● Directions
Write the material out again in full, word for word. Do not include the pictures.

● Extracted material
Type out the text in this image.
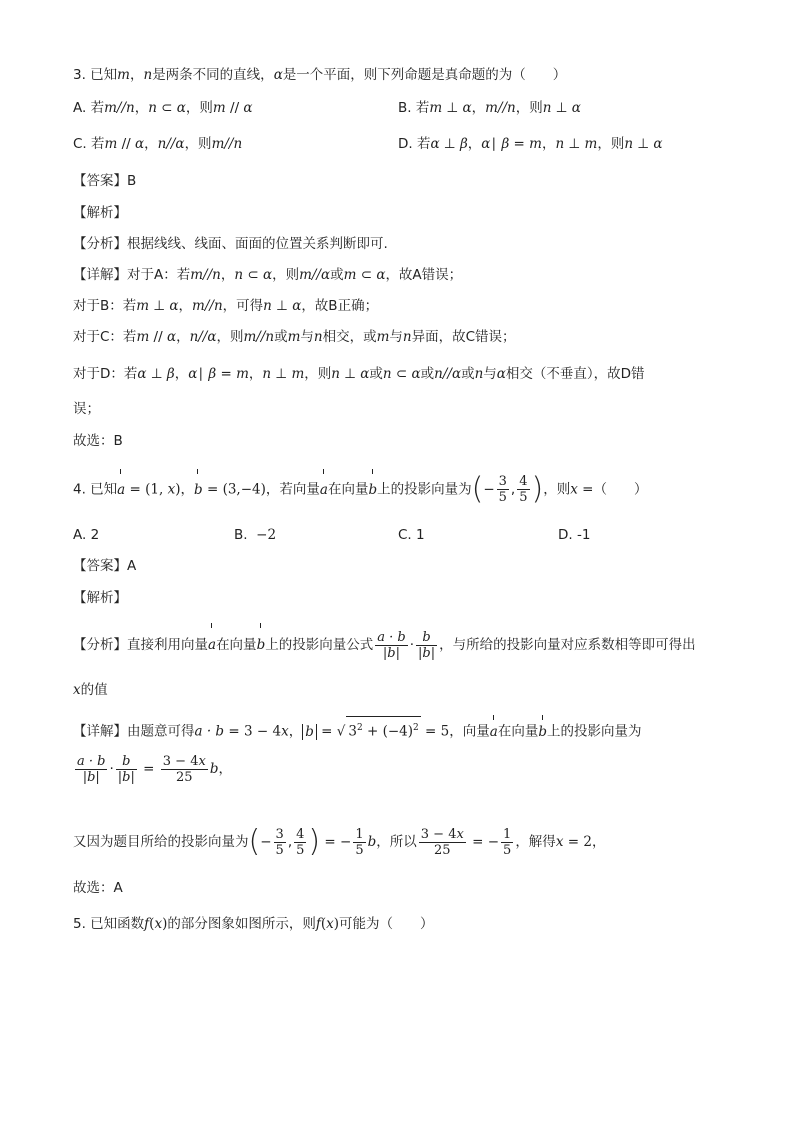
3. 已知m，n是两条不同的直线，α是一个平面，则下列命题是真命题的为（　　）
A. 若m//n，n ⊂ α，则m // α	B. 若m ⊥ α，m//n，则n ⊥ α
C. 若m // α，n//α，则m//n	D. 若α ⊥ β，α∣ β = m，n ⊥ m，则n ⊥ α
【答案】B
【解析】
【分析】根据线线、线面、面面的位置关系判断即可.
【详解】对于A：若m//n，n ⊂ α，则m//α或m ⊂ α，故A错误；
对于B：若m ⊥ α，m//n，可得n ⊥ α，故B正确；
对于C：若m // α，n//α，则m//n或m与n相交，或m与n异面，故C错误；
对于D：若α ⊥ β，α∣ β = m，n ⊥ m，则n ⊥ α或n ⊂ α或n//α或n与α相交（不垂直），故D错
误；
故选：B
4. 已知a = (1, x)，b = (3,−4)，若向量a在向量b上的投影向量为(− $\frac{3}{5}$ , $\frac{4}{5}$ )，则x =（　　）
A. 2	B. −2	C. 1	D. -1
【答案】A
【解析】
【分析】直接利用向量a在向量b上的投影向量公式 $\frac{a \cdot b}{|b|} \cdot \frac{b}{|b|}$ ，与所给的投影向量对应系数相等即可得出
x的值
【详解】由题意可得a · b = 3 − 4x， b = √ $3^2 + (-4)^2 = 5$，向量a在向量b上的投影向量为
$\frac{a \cdot b}{|b|} \cdot \frac{b}{|b|} = \frac{3 - 4x}{25}$ b，
又因为题目所给的投影向量为(− $\frac{3}{5}$ , $\frac{4}{5}$ ) = − $\frac{1}{5}$ b，所以 $\frac{3 - 4x}{25}$ = − $\frac{1}{5}$ ，解得x = 2，
故选：A
5. 已知函数f(x)的部分图象如图所示，则f(x)可能为（　　）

● Exercise answer
Type out the text in this image.
3. 已知m，n是两条不同的直线，α是一个平面，则下列命题是真命题的为（　　）
A. 若m//n，n ⊂ α，则m // α	B. 若m ⊥ α，m//n，则n ⊥ α
C. 若m // α，n//α，则m//n	D. 若α ⊥ β，α∣ β = m，n ⊥ m，则n ⊥ α
【答案】B
【解析】
【分析】根据线线、线面、面面的位置关系判断即可.
【详解】对于A：若m//n，n ⊂ α，则m//α或m ⊂ α，故A错误；
对于B：若m ⊥ α，m//n，可得n ⊥ α，故B正确；
对于C：若m // α，n//α，则m//n或m与n相交，或m与n异面，故C错误；
对于D：若α ⊥ β，α∣ β = m，n ⊥ m，则n ⊥ α或n ⊂ α或n//α或n与α相交（不垂直），故D错
误；
故选：B
4. 已知a = (1, x)，b = (3,−4)，若向量a在向量b上的投影向量为(− $\frac{3}{5}$ , $\frac{4}{5}$ )，则x =（　　）
A. 2	B. −2	C. 1	D. -1
【答案】A
【解析】
【分析】直接利用向量a在向量b上的投影向量公式 $\frac{a \cdot b}{|b|} \cdot \frac{b}{|b|}$ ，与所给的投影向量对应系数相等即可得出
x的值
【详解】由题意可得a · b = 3 − 4x， b = √ $3^2 + (-4)^2 = 5$，向量a在向量b上的投影向量为
$\frac{a \cdot b}{|b|} \cdot \frac{b}{|b|} = \frac{3 - 4x}{25}$ b，
又因为题目所给的投影向量为(− $\frac{3}{5}$ , $\frac{4}{5}$ ) = − $\frac{1}{5}$ b，所以 $\frac{3 - 4x}{25}$ = − $\frac{1}{5}$ ，解得x = 2，
故选：A
5. 已知函数f(x)的部分图象如图所示，则f(x)可能为（　　）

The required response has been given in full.